▸ TASK DIRECTIONS
From the listing below, pick out each line with the word "people".

##########

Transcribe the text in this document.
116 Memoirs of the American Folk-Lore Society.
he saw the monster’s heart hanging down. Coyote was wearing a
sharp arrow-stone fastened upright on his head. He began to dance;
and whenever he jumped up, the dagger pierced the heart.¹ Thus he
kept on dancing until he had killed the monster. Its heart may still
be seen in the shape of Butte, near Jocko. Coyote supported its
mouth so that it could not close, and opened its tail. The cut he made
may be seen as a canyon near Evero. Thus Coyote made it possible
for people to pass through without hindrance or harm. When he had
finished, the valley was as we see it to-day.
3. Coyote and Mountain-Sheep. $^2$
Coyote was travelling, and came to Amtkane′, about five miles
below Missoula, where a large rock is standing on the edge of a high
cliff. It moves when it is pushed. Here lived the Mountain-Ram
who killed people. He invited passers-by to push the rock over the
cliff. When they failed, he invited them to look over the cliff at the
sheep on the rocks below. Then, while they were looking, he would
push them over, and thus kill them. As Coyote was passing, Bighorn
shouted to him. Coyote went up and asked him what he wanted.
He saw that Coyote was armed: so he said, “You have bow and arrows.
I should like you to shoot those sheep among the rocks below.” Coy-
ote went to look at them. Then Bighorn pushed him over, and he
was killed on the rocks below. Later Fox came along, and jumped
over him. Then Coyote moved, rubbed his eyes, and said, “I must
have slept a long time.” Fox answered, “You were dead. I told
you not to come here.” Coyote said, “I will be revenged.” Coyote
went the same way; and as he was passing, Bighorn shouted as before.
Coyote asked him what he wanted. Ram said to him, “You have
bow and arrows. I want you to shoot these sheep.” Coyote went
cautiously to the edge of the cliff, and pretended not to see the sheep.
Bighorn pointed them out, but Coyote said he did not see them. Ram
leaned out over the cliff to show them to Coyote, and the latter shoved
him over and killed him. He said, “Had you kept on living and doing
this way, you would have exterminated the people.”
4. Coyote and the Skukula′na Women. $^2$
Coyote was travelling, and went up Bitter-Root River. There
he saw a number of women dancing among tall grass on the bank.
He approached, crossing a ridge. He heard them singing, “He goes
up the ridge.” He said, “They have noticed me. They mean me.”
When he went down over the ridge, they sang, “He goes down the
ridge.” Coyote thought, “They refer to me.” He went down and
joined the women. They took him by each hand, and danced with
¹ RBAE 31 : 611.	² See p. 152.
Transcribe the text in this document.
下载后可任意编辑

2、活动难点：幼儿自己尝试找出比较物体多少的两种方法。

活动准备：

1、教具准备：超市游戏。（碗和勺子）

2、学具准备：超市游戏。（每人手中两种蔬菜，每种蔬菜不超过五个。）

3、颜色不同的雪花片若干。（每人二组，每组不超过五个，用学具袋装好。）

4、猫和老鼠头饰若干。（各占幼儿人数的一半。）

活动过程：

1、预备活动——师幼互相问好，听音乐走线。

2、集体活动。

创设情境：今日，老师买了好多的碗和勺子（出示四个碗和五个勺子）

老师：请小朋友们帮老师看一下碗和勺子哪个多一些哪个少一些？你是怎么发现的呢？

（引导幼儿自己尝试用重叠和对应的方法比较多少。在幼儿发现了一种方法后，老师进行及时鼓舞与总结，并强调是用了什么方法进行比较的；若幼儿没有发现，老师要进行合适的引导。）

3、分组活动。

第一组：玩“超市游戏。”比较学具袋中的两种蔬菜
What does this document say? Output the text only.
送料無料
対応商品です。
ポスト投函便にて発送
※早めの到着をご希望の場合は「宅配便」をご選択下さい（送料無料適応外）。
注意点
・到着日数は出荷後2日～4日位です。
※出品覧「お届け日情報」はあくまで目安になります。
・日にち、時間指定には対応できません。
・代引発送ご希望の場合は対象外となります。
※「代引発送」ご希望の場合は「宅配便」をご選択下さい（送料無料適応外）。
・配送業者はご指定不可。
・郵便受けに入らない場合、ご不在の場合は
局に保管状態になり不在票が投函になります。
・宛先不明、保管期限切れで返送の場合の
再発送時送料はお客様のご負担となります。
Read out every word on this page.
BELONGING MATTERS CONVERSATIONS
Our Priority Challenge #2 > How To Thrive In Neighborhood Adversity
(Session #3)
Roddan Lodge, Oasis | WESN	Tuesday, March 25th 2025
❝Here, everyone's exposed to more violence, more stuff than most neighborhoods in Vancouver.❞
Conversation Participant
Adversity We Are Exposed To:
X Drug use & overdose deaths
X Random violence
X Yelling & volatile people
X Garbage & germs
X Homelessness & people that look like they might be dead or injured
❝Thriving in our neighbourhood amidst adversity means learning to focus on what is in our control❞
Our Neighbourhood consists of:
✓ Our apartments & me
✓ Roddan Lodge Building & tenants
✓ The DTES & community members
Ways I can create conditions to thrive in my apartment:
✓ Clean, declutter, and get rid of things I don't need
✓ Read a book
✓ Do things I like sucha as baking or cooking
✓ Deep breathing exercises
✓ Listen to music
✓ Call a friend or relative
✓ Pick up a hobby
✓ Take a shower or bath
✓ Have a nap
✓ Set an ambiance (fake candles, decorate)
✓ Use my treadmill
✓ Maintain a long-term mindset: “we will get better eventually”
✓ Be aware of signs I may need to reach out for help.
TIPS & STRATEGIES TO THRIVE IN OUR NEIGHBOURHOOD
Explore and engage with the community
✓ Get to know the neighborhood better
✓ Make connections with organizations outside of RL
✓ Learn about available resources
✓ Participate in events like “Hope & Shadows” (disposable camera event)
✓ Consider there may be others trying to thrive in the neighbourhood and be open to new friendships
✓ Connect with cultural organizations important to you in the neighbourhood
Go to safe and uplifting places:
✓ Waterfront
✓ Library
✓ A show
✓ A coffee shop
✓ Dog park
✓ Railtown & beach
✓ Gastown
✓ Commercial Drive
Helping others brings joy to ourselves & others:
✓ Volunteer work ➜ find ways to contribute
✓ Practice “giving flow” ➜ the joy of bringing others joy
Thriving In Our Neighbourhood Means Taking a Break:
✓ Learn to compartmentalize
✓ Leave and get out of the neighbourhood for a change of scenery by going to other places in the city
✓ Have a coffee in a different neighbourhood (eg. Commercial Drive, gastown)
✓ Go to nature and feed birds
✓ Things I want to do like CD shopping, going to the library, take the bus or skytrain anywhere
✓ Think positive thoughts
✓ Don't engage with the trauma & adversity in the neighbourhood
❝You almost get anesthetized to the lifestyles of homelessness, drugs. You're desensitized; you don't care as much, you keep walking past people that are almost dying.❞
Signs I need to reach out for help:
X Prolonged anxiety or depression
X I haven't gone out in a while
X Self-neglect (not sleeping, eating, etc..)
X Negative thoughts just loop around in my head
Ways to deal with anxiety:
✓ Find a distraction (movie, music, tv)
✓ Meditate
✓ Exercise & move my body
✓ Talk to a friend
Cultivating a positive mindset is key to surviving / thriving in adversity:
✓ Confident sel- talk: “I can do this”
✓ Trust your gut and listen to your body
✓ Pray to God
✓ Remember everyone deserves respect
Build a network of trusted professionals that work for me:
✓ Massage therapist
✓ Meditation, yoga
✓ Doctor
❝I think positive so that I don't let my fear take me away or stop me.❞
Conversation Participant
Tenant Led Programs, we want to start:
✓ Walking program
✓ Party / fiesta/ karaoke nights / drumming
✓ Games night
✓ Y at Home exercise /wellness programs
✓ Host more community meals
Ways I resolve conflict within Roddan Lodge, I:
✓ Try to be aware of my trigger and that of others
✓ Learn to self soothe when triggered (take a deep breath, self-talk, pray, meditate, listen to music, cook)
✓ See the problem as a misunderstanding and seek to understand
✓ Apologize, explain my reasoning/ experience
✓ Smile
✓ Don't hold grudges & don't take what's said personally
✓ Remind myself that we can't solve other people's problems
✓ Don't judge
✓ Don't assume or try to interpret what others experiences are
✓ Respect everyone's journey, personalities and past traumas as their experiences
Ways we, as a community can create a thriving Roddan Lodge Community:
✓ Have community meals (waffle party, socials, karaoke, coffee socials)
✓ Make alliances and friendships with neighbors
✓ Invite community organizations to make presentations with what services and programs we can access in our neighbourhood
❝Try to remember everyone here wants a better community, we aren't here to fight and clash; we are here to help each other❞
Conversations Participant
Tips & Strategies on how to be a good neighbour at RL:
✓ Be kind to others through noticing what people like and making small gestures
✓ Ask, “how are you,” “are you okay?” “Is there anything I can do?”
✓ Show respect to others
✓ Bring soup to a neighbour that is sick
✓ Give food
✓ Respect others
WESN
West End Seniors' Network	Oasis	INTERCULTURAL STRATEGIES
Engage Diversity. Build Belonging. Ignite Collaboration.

##########

▸ EXERCISE RESULT
for people to pass through without hindrance or harm. When he had
who killed people. He invited passers-by to push the rock over the
this way, you would have exterminated the people.”
X Yelling & volatile people
X Homelessness & people that look like they might be dead or injured
❝You almost get anesthetized to the lifestyles of homelessness, drugs. You're desensitized; you don't care as much, you keep walking past people that are almost dying.❞
✓ Remind myself that we can't solve other people's problems
✓ Be kind to others through noticing what people like and making small gestures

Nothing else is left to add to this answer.